== Extracted material ==
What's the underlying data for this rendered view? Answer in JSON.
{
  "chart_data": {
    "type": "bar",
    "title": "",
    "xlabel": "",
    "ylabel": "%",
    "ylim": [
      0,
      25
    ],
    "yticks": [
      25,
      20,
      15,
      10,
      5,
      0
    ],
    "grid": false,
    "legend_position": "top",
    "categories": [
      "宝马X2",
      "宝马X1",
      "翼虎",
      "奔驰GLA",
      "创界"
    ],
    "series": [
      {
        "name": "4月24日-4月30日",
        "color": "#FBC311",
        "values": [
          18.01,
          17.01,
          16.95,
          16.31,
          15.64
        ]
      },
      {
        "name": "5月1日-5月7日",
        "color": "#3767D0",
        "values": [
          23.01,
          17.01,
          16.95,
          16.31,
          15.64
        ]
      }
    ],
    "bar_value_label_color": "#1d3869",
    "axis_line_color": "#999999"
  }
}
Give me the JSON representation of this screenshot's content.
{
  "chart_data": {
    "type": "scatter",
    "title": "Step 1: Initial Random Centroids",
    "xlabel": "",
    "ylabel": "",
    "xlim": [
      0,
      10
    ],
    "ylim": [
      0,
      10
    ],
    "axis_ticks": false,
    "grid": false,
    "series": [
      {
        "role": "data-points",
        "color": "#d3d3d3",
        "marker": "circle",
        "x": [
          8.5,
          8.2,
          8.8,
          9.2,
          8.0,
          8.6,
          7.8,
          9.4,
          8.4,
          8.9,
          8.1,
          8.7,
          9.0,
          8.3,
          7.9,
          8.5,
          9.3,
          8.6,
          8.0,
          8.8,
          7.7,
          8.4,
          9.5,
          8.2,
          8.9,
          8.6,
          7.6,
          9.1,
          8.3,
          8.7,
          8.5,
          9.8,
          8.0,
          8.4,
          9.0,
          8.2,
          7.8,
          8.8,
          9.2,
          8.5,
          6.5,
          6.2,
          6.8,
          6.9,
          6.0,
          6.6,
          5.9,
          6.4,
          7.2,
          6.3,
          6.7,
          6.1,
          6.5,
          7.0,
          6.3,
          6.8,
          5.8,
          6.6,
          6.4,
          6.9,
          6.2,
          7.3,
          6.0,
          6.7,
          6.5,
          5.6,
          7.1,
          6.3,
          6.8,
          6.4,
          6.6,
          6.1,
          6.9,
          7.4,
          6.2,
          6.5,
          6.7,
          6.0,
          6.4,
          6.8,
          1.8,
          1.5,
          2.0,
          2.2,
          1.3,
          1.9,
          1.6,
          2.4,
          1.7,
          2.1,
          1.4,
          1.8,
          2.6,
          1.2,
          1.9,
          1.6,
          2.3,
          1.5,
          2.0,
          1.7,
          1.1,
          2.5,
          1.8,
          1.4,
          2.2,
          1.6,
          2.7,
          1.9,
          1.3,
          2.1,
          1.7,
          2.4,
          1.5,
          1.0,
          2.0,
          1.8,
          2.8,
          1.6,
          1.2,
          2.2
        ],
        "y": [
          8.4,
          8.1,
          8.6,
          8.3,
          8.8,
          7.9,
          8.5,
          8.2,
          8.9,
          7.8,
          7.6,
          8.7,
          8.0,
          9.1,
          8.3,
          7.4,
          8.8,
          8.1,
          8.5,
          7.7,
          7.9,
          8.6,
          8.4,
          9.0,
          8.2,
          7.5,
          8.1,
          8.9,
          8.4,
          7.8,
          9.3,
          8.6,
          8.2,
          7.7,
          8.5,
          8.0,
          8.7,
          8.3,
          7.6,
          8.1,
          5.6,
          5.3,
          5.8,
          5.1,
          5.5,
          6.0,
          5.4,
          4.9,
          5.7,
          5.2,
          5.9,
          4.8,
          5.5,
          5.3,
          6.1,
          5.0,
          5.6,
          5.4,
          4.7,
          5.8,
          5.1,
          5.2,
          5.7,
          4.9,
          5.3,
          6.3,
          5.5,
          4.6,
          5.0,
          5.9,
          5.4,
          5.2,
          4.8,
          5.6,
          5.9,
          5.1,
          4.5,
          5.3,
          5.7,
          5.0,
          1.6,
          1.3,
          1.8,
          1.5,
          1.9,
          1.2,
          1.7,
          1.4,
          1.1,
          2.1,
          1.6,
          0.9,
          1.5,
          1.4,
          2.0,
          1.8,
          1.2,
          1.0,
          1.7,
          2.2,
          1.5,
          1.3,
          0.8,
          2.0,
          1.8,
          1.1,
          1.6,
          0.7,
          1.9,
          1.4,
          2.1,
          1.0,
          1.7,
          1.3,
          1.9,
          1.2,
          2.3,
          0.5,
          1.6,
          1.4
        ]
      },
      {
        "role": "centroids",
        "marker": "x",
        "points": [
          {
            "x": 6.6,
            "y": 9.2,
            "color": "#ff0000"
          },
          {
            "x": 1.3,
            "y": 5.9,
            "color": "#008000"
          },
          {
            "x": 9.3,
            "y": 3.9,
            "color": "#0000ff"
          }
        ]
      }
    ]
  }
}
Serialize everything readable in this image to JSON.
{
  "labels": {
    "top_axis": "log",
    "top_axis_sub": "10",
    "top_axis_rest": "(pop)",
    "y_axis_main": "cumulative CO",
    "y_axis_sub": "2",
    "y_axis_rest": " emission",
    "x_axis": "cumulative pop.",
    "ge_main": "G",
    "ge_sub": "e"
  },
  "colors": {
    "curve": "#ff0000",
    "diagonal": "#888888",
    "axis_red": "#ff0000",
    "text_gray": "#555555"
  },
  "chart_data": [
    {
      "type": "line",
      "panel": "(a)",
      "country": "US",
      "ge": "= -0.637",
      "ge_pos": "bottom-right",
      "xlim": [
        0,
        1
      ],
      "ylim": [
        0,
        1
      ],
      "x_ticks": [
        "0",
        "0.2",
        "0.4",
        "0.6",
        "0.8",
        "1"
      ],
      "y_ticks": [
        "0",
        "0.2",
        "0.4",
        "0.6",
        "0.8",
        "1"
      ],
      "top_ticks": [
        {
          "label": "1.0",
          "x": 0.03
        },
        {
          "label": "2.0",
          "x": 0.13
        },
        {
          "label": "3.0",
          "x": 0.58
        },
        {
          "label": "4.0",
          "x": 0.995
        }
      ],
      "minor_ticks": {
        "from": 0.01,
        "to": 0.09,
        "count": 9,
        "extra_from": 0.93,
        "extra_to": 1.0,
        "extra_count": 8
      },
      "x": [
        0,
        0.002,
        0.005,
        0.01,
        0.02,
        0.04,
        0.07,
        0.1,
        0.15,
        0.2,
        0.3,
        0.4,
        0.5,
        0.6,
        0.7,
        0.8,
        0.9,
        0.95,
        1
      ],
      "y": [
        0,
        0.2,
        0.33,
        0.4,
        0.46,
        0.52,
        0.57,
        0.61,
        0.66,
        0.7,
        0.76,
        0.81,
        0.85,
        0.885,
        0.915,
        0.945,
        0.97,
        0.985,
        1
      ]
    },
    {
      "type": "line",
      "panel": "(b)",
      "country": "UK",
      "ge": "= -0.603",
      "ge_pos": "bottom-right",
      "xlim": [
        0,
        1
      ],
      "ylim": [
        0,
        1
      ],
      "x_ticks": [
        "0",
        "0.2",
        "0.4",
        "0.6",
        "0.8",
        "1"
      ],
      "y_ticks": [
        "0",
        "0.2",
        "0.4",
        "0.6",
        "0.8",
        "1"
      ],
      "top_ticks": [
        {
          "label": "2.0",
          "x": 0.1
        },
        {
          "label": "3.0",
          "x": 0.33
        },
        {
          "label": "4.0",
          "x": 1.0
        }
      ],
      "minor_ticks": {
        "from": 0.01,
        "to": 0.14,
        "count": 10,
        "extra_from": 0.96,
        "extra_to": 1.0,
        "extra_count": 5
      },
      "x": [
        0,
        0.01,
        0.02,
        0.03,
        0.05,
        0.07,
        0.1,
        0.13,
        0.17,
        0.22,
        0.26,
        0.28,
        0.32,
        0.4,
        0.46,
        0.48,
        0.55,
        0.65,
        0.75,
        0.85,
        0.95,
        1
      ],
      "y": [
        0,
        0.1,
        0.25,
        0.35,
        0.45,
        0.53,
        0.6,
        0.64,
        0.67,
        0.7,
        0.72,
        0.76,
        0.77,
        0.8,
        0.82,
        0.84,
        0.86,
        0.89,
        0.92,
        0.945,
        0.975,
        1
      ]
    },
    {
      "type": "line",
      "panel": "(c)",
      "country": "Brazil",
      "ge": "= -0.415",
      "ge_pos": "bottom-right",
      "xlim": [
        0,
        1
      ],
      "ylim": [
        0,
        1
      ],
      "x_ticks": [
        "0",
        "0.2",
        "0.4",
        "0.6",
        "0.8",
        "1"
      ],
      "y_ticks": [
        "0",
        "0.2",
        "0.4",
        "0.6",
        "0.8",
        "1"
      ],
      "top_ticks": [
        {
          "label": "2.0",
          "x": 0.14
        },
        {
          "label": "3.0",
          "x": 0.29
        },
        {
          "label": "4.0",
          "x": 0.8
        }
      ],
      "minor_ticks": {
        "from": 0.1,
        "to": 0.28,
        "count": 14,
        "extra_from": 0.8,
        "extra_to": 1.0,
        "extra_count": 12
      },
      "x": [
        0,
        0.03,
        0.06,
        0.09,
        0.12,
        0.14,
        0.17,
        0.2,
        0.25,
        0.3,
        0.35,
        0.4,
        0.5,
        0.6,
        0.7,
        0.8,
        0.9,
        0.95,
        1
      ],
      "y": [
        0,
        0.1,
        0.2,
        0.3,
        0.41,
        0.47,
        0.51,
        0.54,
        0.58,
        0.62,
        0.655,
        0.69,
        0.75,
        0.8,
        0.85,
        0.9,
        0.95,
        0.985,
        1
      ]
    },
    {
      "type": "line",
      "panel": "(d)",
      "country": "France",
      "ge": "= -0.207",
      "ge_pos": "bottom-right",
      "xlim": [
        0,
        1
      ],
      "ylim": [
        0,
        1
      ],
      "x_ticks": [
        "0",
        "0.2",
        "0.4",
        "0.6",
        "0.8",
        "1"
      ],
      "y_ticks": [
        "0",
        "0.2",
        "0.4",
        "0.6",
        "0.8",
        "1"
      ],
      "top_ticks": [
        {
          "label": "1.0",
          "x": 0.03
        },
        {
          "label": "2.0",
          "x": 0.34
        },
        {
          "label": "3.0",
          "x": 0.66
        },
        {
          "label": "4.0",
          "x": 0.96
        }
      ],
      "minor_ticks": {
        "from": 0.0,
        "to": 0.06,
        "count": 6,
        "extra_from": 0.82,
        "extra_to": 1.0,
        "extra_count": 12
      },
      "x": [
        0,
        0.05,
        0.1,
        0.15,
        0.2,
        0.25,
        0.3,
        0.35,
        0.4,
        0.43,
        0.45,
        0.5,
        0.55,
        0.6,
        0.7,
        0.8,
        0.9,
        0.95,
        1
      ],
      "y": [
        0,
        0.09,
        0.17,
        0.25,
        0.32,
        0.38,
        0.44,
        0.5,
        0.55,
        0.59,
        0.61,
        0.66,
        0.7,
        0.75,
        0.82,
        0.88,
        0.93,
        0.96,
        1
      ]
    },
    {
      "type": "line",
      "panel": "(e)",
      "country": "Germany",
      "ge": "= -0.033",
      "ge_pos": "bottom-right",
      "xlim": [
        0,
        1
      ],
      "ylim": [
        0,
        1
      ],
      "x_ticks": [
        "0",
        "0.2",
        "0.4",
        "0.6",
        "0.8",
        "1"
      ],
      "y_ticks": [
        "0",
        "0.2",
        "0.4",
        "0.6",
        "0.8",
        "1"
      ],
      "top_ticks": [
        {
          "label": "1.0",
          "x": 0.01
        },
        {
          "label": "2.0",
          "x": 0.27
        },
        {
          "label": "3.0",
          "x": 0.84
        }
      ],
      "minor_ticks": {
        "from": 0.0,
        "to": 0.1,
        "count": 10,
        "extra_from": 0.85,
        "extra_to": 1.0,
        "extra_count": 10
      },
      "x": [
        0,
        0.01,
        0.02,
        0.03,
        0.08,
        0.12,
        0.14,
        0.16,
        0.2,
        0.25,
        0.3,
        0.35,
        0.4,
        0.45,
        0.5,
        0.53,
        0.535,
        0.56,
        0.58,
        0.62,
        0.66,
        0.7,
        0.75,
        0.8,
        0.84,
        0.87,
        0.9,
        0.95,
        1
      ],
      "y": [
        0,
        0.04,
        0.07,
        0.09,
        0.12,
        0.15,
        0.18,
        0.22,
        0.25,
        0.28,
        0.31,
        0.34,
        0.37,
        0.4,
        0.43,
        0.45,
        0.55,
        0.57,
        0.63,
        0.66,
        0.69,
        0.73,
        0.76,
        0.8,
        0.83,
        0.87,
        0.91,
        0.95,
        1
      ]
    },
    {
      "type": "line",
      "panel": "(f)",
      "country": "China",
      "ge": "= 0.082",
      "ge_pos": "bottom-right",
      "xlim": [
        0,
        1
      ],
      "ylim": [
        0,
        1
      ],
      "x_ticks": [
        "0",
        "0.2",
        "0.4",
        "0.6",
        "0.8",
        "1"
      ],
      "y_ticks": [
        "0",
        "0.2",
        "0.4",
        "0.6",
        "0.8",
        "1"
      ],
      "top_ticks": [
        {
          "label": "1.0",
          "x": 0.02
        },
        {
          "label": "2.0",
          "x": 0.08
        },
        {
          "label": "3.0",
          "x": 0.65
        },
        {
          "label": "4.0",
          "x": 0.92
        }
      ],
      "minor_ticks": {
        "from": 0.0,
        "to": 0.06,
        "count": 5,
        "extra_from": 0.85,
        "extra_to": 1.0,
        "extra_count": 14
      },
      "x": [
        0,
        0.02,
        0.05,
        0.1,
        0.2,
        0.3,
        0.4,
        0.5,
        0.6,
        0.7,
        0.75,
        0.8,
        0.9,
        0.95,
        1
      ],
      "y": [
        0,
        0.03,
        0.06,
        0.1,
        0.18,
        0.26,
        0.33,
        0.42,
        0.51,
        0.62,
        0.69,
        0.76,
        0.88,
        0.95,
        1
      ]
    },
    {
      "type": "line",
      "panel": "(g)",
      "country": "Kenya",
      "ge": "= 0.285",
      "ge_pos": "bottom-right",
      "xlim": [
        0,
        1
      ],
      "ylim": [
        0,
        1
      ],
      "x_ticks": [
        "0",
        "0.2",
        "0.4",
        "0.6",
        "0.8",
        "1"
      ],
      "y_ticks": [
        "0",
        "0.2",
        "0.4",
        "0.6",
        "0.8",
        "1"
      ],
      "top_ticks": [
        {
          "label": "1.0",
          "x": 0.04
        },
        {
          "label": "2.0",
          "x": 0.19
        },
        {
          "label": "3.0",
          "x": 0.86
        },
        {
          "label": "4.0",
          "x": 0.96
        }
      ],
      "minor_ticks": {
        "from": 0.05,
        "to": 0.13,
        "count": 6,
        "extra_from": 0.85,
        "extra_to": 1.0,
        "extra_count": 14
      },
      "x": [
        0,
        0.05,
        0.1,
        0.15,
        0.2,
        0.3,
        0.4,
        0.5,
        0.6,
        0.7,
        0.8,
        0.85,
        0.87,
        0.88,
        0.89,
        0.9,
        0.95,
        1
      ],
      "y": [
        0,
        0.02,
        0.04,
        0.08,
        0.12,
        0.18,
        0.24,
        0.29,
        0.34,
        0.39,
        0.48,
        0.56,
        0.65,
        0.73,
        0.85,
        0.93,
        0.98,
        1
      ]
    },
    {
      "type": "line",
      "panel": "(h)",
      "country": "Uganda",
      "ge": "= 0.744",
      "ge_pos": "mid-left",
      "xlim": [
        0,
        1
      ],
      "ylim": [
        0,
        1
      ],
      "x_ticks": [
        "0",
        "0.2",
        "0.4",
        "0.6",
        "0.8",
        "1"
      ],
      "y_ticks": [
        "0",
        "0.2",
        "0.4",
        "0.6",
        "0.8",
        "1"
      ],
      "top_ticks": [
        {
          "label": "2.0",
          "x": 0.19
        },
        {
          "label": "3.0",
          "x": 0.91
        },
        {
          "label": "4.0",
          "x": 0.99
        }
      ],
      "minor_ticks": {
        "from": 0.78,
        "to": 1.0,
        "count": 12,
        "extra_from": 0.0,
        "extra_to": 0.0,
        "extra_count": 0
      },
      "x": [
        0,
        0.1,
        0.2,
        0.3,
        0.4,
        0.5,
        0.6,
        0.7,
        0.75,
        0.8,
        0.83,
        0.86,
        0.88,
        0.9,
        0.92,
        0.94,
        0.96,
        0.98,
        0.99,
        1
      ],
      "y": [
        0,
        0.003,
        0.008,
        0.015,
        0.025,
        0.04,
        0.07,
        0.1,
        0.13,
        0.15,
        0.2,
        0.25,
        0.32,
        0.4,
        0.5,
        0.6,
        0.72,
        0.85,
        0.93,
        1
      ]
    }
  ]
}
===
Extract every line containing the string "panel" from the material.

      "panel": "(a)",
      "panel": "(b)",
      "panel": "(c)",
      "panel": "(d)",
      "panel": "(e)",
      "panel": "(f)",
      "panel": "(g)",
      "panel": "(h)",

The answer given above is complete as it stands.